● Direction
Every line of the data that contains the string "background" must be copied.

Rows from a dataset:
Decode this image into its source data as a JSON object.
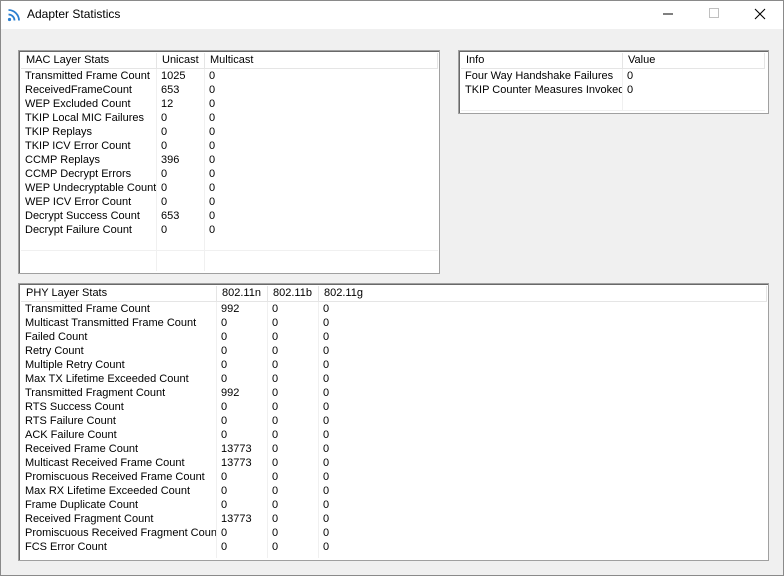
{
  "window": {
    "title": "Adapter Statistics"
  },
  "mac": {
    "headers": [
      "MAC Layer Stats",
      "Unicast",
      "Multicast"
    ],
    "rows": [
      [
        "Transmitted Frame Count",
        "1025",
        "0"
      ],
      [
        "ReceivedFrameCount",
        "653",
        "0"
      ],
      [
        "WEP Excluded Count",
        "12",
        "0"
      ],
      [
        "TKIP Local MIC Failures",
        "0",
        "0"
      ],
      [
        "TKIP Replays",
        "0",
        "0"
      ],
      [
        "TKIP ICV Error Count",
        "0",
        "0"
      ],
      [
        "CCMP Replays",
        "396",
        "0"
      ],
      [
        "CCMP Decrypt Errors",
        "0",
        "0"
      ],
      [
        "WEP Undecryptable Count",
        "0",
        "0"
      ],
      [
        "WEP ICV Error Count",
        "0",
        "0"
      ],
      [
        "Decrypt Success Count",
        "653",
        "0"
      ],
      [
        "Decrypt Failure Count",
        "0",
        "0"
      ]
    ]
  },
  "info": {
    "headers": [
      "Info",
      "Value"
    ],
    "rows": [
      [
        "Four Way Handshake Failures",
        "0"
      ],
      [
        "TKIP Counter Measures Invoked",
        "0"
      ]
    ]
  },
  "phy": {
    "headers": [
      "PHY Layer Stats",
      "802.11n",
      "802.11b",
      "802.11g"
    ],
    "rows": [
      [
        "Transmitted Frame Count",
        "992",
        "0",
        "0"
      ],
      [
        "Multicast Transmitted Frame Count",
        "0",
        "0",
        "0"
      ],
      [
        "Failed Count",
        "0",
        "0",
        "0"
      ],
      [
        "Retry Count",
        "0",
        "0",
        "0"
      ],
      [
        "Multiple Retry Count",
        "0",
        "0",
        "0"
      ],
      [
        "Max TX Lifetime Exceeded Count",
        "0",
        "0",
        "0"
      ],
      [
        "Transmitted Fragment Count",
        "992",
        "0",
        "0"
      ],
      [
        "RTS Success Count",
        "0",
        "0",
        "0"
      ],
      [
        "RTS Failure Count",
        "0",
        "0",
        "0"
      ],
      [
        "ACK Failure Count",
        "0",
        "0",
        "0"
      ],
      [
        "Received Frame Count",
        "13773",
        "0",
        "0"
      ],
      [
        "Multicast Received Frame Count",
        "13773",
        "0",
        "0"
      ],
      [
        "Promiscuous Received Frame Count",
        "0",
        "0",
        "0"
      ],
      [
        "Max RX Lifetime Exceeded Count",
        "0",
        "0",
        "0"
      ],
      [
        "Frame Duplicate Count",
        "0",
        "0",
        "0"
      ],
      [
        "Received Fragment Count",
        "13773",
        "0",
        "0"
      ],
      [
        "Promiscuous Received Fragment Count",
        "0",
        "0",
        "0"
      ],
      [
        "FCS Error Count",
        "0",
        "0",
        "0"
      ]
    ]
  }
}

--

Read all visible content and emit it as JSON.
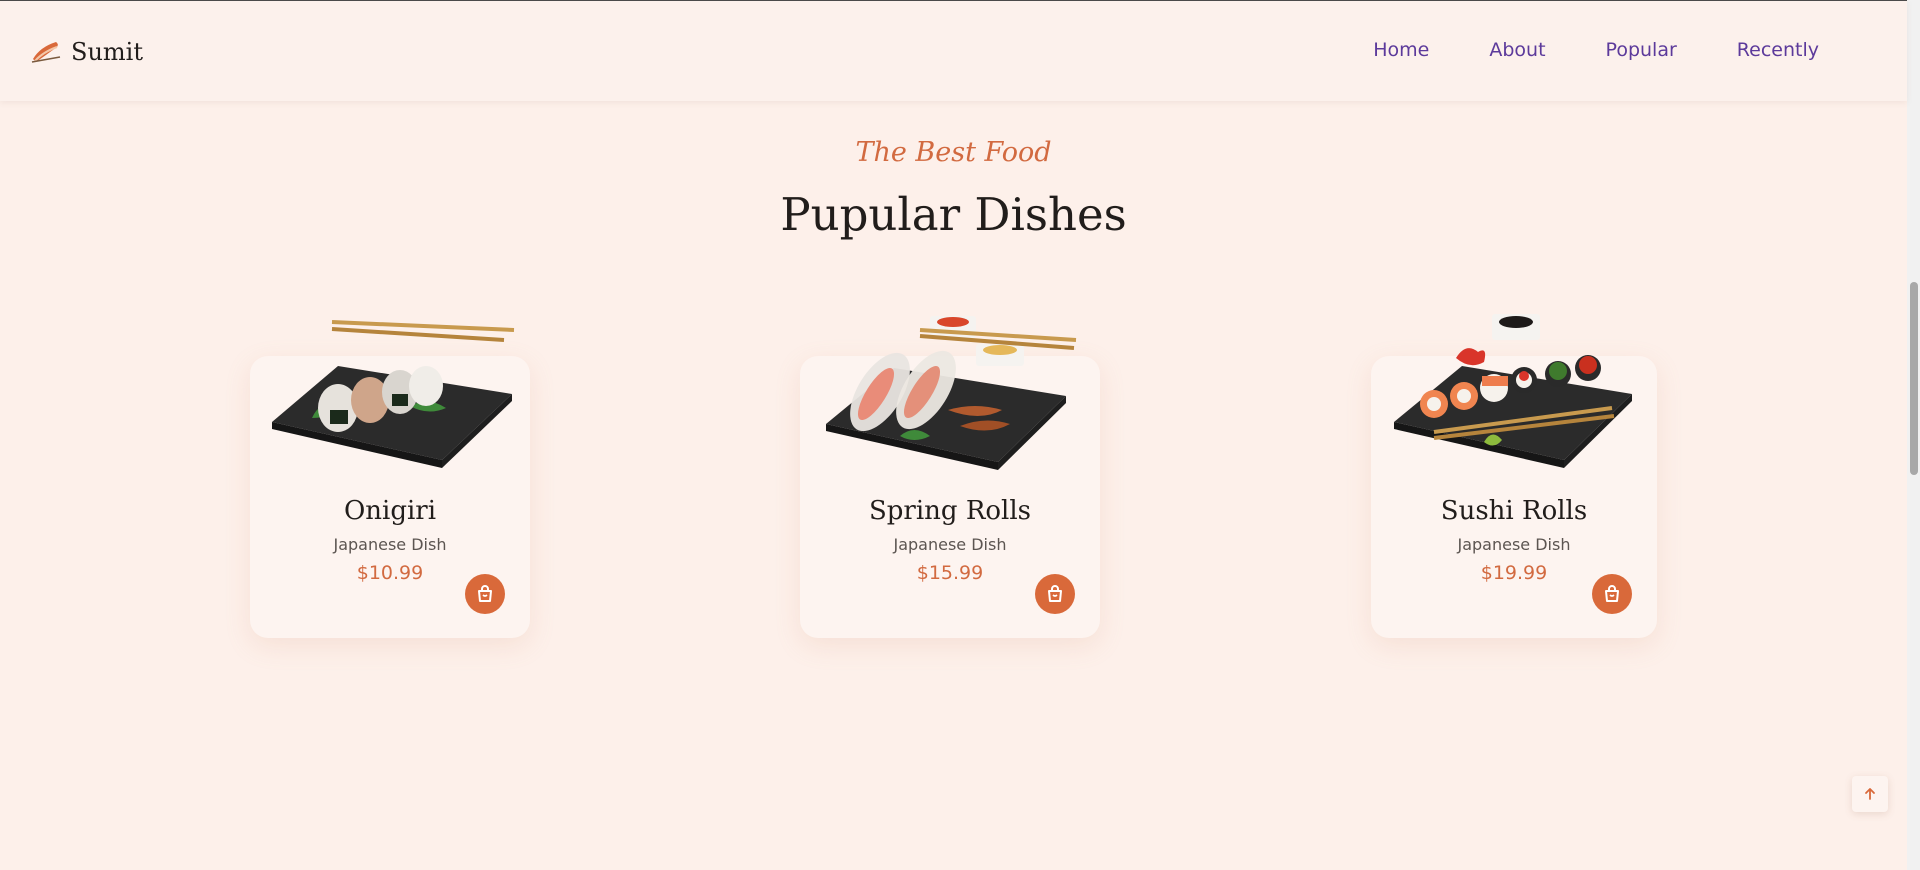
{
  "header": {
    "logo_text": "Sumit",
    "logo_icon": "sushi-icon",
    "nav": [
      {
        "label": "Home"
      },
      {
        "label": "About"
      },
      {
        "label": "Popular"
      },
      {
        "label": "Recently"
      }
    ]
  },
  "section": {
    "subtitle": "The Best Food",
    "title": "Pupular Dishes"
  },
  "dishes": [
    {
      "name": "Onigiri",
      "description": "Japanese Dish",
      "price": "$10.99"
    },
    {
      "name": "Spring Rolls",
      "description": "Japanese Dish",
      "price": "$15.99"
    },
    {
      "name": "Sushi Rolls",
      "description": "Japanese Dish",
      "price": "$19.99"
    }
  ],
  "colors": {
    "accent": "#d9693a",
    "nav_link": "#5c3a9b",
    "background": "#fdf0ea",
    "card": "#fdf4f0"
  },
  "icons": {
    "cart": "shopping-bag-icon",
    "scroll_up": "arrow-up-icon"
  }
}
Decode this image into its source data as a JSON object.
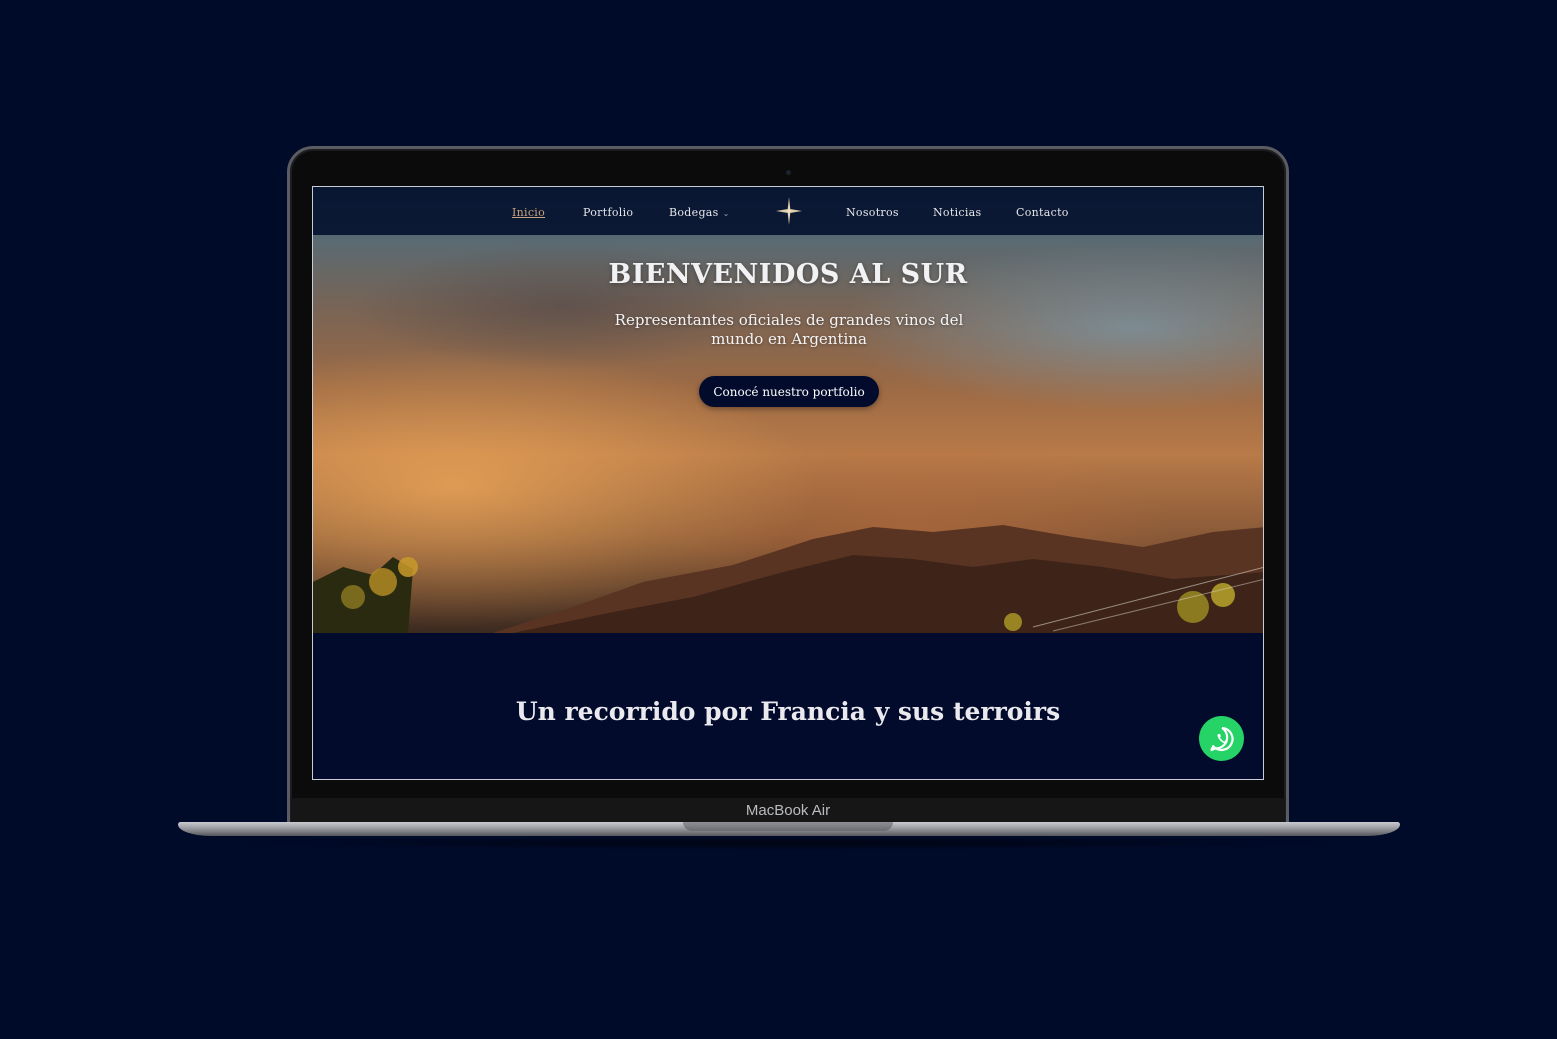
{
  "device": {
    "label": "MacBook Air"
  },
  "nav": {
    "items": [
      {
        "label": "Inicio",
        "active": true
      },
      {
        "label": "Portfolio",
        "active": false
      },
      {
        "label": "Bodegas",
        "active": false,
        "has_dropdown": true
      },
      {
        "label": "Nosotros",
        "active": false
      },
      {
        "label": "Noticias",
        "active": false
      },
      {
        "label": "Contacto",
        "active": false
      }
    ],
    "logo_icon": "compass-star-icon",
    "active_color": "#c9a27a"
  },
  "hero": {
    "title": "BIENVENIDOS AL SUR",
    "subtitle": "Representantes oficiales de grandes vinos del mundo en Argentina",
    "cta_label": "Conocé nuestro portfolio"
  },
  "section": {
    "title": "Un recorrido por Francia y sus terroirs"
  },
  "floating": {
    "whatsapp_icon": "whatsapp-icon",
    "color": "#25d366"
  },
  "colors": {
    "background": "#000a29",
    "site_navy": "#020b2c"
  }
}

● Answer below
    "background": "#fdf0ea",
    "background": "#000a29",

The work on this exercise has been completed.